──────── WORKING DATA ────────

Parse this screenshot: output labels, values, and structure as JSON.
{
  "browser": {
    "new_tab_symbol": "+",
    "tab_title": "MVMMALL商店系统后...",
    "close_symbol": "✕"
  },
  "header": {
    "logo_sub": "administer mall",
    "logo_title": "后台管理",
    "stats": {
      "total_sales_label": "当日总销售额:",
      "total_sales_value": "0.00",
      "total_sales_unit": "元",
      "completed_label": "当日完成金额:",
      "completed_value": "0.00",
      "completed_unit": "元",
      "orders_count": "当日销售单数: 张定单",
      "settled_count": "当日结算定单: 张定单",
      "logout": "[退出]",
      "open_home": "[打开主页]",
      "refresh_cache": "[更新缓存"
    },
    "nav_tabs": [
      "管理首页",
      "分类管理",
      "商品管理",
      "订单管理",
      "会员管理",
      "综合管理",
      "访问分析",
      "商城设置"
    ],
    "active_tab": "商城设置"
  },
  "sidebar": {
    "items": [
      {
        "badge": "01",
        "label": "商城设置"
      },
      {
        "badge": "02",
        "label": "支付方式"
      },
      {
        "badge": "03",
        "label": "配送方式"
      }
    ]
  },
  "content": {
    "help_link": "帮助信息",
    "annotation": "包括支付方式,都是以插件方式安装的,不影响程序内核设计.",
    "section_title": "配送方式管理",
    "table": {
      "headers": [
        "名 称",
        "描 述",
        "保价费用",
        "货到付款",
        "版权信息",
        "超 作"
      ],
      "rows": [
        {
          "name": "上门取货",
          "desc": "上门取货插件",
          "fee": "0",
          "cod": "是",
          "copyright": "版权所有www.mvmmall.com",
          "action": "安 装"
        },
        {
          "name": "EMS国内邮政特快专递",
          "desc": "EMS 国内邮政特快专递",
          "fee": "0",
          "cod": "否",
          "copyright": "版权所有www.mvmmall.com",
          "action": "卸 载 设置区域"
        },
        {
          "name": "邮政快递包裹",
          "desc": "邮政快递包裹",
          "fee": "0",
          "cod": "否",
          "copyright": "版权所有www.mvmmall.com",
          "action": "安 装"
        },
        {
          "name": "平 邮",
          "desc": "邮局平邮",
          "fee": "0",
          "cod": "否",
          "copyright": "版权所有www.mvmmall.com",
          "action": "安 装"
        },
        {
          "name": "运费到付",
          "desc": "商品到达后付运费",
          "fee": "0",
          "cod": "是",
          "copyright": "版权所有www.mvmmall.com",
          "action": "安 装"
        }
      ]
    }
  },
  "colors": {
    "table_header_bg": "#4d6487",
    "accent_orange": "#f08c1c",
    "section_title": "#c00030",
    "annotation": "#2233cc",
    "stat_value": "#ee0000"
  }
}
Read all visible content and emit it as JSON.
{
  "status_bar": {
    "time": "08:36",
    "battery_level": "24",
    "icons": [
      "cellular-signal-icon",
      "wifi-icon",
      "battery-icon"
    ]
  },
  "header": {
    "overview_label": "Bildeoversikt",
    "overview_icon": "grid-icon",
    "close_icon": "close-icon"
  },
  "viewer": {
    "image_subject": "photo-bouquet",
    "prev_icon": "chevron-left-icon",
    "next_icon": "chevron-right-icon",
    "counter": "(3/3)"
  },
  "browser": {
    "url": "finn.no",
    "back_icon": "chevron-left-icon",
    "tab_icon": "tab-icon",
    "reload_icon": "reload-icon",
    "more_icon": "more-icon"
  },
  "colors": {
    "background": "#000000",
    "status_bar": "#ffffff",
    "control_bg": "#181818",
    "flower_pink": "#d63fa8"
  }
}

────────

[AIM]:
Reproduce the listing above verbatim, from first line to last.

[THE COMPLETED TASK]:
Parse this screenshot: output labels, values, and structure as JSON.
{
  "browser": {
    "new_tab_symbol": "+",
    "tab_title": "MVMMALL商店系统后...",
    "close_symbol": "✕"
  },
  "header": {
    "logo_sub": "administer mall",
    "logo_title": "后台管理",
    "stats": {
      "total_sales_label": "当日总销售额:",
      "total_sales_value": "0.00",
      "total_sales_unit": "元",
      "completed_label": "当日完成金额:",
      "completed_value": "0.00",
      "completed_unit": "元",
      "orders_count": "当日销售单数: 张定单",
      "settled_count": "当日结算定单: 张定单",
      "logout": "[退出]",
      "open_home": "[打开主页]",
      "refresh_cache": "[更新缓存"
    },
    "nav_tabs": [
      "管理首页",
      "分类管理",
      "商品管理",
      "订单管理",
      "会员管理",
      "综合管理",
      "访问分析",
      "商城设置"
    ],
    "active_tab": "商城设置"
  },
  "sidebar": {
    "items": [
      {
        "badge": "01",
        "label": "商城设置"
      },
      {
        "badge": "02",
        "label": "支付方式"
      },
      {
        "badge": "03",
        "label": "配送方式"
      }
    ]
  },
  "content": {
    "help_link": "帮助信息",
    "annotation": "包括支付方式,都是以插件方式安装的,不影响程序内核设计.",
    "section_title": "配送方式管理",
    "table": {
      "headers": [
        "名 称",
        "描 述",
        "保价费用",
        "货到付款",
        "版权信息",
        "超 作"
      ],
      "rows": [
        {
          "name": "上门取货",
          "desc": "上门取货插件",
          "fee": "0",
          "cod": "是",
          "copyright": "版权所有www.mvmmall.com",
          "action": "安 装"
        },
        {
          "name": "EMS国内邮政特快专递",
          "desc": "EMS 国内邮政特快专递",
          "fee": "0",
          "cod": "否",
          "copyright": "版权所有www.mvmmall.com",
          "action": "卸 载 设置区域"
        },
        {
          "name": "邮政快递包裹",
          "desc": "邮政快递包裹",
          "fee": "0",
          "cod": "否",
          "copyright": "版权所有www.mvmmall.com",
          "action": "安 装"
        },
        {
          "name": "平 邮",
          "desc": "邮局平邮",
          "fee": "0",
          "cod": "否",
          "copyright": "版权所有www.mvmmall.com",
          "action": "安 装"
        },
        {
          "name": "运费到付",
          "desc": "商品到达后付运费",
          "fee": "0",
          "cod": "是",
          "copyright": "版权所有www.mvmmall.com",
          "action": "安 装"
        }
      ]
    }
  },
  "colors": {
    "table_header_bg": "#4d6487",
    "accent_orange": "#f08c1c",
    "section_title": "#c00030",
    "annotation": "#2233cc",
    "stat_value": "#ee0000"
  }
}
Read all visible content and emit it as JSON.
{
  "status_bar": {
    "time": "08:36",
    "battery_level": "24",
    "icons": [
      "cellular-signal-icon",
      "wifi-icon",
      "battery-icon"
    ]
  },
  "header": {
    "overview_label": "Bildeoversikt",
    "overview_icon": "grid-icon",
    "close_icon": "close-icon"
  },
  "viewer": {
    "image_subject": "photo-bouquet",
    "prev_icon": "chevron-left-icon",
    "next_icon": "chevron-right-icon",
    "counter": "(3/3)"
  },
  "browser": {
    "url": "finn.no",
    "back_icon": "chevron-left-icon",
    "tab_icon": "tab-icon",
    "reload_icon": "reload-icon",
    "more_icon": "more-icon"
  },
  "colors": {
    "background": "#000000",
    "status_bar": "#ffffff",
    "control_bg": "#181818",
    "flower_pink": "#d63fa8"
  }
}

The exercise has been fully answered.